Saved data entries:
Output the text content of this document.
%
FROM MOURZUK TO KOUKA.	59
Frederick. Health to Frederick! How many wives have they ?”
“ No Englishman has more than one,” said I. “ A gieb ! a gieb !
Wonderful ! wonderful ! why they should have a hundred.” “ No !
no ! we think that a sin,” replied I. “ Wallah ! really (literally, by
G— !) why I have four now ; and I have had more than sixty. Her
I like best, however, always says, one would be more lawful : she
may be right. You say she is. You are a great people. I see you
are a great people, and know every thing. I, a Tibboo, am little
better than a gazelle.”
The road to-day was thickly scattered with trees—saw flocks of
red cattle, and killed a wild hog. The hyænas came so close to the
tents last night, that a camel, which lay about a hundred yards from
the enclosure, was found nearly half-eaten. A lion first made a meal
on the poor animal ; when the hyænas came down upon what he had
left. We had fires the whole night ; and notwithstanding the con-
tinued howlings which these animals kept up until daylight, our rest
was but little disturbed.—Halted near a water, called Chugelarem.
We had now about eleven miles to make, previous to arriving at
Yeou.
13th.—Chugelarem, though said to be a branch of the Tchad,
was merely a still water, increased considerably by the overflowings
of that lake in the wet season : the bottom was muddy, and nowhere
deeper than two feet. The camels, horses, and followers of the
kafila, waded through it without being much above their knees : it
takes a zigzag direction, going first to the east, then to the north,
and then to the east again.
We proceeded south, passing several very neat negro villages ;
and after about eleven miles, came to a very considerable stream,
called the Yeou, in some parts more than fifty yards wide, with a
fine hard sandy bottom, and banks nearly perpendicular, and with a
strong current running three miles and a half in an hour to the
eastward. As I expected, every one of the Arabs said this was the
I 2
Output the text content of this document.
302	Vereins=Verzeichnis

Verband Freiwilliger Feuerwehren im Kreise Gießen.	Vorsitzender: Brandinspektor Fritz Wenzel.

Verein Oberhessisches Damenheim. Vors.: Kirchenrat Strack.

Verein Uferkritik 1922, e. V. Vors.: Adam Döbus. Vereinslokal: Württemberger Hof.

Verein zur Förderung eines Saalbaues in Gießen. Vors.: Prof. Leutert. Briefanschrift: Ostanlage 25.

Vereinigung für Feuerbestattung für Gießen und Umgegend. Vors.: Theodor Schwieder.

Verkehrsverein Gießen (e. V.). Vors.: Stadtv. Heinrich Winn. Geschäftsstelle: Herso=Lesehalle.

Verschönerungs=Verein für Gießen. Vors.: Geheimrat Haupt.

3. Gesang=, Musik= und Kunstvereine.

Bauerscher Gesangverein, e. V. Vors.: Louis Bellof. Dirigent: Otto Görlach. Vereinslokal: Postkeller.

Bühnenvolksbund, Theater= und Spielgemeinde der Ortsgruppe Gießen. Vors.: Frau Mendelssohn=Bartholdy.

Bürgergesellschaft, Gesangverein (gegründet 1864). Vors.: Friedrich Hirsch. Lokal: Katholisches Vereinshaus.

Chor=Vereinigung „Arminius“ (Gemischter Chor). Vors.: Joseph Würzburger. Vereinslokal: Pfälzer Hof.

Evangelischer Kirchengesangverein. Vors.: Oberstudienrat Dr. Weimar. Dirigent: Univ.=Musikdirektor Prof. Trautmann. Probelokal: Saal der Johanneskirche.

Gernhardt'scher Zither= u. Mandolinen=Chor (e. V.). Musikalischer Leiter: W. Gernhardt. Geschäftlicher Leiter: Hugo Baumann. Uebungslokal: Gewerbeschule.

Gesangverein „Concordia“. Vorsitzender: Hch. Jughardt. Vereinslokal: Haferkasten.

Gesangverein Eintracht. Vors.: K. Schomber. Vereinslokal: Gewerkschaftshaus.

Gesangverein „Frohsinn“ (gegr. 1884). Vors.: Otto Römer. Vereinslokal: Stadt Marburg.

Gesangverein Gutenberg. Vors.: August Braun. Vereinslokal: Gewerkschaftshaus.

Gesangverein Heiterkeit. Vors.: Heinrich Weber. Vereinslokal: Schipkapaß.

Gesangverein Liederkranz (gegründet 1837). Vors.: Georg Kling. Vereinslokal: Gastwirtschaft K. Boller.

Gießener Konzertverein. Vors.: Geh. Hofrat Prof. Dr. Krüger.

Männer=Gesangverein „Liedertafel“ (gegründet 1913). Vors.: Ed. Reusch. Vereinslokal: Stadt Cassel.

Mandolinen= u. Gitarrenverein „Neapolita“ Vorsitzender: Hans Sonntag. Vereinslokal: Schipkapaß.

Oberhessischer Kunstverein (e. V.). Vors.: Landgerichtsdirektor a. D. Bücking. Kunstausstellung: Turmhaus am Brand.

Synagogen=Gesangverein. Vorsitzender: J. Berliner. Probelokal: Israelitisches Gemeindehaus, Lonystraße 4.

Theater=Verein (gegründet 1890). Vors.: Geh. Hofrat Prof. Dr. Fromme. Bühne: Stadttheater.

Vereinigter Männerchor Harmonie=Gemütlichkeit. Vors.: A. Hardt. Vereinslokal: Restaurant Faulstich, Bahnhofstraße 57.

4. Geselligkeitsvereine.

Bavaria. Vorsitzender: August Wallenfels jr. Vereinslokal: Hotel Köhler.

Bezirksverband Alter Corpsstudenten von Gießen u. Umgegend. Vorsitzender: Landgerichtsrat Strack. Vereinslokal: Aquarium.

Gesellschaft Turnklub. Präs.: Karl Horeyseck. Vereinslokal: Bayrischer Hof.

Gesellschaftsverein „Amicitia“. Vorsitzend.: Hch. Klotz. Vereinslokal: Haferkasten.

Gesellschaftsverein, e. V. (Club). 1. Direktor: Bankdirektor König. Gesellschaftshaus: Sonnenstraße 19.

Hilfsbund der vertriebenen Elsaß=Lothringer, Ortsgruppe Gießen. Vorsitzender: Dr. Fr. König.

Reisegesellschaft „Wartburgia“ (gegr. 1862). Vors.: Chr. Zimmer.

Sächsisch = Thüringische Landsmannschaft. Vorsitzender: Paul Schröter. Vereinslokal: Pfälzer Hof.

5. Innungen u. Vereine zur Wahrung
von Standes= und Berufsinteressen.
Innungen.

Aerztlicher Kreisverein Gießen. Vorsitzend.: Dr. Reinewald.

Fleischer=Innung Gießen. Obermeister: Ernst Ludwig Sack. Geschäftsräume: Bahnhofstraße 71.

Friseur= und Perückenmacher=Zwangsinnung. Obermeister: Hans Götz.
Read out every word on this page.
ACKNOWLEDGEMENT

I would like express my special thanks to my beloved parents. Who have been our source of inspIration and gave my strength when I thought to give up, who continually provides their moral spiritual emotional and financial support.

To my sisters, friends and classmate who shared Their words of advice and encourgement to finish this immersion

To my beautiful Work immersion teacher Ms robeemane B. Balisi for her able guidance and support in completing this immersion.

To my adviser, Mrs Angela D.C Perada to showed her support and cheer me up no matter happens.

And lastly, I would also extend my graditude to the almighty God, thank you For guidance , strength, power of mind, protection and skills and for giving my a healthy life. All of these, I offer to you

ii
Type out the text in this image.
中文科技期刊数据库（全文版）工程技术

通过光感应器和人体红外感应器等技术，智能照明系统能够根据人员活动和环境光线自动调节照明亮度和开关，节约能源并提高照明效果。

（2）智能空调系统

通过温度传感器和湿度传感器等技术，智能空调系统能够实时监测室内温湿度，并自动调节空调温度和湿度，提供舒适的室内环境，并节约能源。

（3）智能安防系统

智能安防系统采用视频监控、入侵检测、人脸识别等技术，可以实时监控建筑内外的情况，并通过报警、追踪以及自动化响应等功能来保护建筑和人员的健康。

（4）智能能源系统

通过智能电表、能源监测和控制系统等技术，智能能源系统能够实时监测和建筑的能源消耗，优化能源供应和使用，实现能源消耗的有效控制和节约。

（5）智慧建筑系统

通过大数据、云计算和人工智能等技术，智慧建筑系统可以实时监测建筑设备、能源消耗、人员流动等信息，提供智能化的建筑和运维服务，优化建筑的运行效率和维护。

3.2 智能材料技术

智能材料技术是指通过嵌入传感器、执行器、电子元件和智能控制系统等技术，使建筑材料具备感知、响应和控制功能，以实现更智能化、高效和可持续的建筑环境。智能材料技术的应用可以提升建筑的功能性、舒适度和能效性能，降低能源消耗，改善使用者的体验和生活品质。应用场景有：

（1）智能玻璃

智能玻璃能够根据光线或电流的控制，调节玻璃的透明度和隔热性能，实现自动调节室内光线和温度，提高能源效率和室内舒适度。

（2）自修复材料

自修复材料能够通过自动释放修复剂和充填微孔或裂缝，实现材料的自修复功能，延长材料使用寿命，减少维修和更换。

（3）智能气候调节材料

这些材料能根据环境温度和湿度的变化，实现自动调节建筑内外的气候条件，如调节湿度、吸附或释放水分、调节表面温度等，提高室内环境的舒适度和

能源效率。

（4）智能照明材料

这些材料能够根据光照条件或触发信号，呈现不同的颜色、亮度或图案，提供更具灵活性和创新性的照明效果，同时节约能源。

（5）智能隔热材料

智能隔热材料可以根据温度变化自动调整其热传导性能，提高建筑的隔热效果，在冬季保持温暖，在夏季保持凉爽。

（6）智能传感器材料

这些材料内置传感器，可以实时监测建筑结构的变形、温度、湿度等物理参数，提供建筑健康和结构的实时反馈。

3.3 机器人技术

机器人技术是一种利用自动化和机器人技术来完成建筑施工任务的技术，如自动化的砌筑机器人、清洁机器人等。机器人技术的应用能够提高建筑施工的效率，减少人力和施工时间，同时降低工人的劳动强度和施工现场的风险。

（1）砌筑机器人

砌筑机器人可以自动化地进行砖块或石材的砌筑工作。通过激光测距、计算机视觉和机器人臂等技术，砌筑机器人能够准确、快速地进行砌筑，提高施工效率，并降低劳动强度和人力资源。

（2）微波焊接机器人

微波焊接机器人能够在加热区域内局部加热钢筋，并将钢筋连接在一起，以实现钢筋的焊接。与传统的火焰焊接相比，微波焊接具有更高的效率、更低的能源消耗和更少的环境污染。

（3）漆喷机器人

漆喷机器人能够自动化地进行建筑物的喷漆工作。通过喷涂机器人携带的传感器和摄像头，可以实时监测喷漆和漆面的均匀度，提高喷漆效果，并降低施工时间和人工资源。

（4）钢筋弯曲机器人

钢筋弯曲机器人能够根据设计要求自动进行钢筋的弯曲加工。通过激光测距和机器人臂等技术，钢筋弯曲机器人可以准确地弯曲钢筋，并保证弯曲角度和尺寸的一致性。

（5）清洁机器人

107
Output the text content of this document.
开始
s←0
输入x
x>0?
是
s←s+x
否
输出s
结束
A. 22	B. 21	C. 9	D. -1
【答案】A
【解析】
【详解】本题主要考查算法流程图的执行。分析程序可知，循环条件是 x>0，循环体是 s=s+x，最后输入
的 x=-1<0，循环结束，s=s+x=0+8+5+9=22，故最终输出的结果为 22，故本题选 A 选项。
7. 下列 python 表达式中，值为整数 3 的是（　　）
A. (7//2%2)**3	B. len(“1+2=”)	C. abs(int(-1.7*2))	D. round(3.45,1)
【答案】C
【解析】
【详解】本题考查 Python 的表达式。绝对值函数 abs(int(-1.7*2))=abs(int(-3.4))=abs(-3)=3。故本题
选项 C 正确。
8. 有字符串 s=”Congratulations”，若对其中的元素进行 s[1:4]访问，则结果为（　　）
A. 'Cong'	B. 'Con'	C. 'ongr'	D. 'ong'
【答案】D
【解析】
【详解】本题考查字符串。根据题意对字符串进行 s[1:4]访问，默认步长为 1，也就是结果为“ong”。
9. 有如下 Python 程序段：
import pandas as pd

**Challenge:**
Filter the entries down to the lines containing "Vereinigung". Copy each of those lines.

**Correct answer:**
Vereinigung für Feuerbestattung für Gießen und Umgegend. Vors.: Theodor Schwieder.
Chor=Vereinigung „Arminius“ (Gemischter Chor). Vors.: Joseph Würzburger. Vereinslokal: Pfälzer Hof.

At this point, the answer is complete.